__WHAT IS REQUIRED__. Every entry must be duplicated word for word.

START DATA FOR THE TASK

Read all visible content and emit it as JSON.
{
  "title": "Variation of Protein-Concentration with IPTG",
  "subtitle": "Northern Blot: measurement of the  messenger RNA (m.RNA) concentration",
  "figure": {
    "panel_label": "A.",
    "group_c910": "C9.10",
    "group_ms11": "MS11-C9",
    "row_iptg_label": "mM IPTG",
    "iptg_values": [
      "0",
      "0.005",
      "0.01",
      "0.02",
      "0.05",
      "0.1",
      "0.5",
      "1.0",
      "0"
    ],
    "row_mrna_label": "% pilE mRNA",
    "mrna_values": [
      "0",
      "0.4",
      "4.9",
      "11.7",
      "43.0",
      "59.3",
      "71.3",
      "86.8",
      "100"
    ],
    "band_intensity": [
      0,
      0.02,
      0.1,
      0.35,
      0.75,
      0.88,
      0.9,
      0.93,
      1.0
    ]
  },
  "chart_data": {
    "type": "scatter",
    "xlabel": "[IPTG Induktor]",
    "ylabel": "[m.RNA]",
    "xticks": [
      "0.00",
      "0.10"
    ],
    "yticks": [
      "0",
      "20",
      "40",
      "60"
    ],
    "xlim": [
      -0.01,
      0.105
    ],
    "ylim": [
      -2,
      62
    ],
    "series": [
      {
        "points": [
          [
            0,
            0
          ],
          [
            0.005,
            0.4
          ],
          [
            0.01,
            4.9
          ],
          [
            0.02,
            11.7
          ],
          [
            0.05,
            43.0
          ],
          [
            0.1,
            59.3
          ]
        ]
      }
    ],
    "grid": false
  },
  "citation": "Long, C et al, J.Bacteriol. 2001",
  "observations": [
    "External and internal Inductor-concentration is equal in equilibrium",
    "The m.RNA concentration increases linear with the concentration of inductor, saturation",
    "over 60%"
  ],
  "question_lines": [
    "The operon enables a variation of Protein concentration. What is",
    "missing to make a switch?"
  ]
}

END DATA FOR THE TASK

__TASK RESULT__.
Read all visible content and emit it as JSON.
{
  "title": "Variation of Protein-Concentration with IPTG",
  "subtitle": "Northern Blot: measurement of the  messenger RNA (m.RNA) concentration",
  "figure": {
    "panel_label": "A.",
    "group_c910": "C9.10",
    "group_ms11": "MS11-C9",
    "row_iptg_label": "mM IPTG",
    "iptg_values": [
      "0",
      "0.005",
      "0.01",
      "0.02",
      "0.05",
      "0.1",
      "0.5",
      "1.0",
      "0"
    ],
    "row_mrna_label": "% pilE mRNA",
    "mrna_values": [
      "0",
      "0.4",
      "4.9",
      "11.7",
      "43.0",
      "59.3",
      "71.3",
      "86.8",
      "100"
    ],
    "band_intensity": [
      0,
      0.02,
      0.1,
      0.35,
      0.75,
      0.88,
      0.9,
      0.93,
      1.0
    ]
  },
  "chart_data": {
    "type": "scatter",
    "xlabel": "[IPTG Induktor]",
    "ylabel": "[m.RNA]",
    "xticks": [
      "0.00",
      "0.10"
    ],
    "yticks": [
      "0",
      "20",
      "40",
      "60"
    ],
    "xlim": [
      -0.01,
      0.105
    ],
    "ylim": [
      -2,
      62
    ],
    "series": [
      {
        "points": [
          [
            0,
            0
          ],
          [
            0.005,
            0.4
          ],
          [
            0.01,
            4.9
          ],
          [
            0.02,
            11.7
          ],
          [
            0.05,
            43.0
          ],
          [
            0.1,
            59.3
          ]
        ]
      }
    ],
    "grid": false
  },
  "citation": "Long, C et al, J.Bacteriol. 2001",
  "observations": [
    "External and internal Inductor-concentration is equal in equilibrium",
    "The m.RNA concentration increases linear with the concentration of inductor, saturation",
    "over 60%"
  ],
  "question_lines": [
    "The operon enables a variation of Protein concentration. What is",
    "missing to make a switch?"
  ]
}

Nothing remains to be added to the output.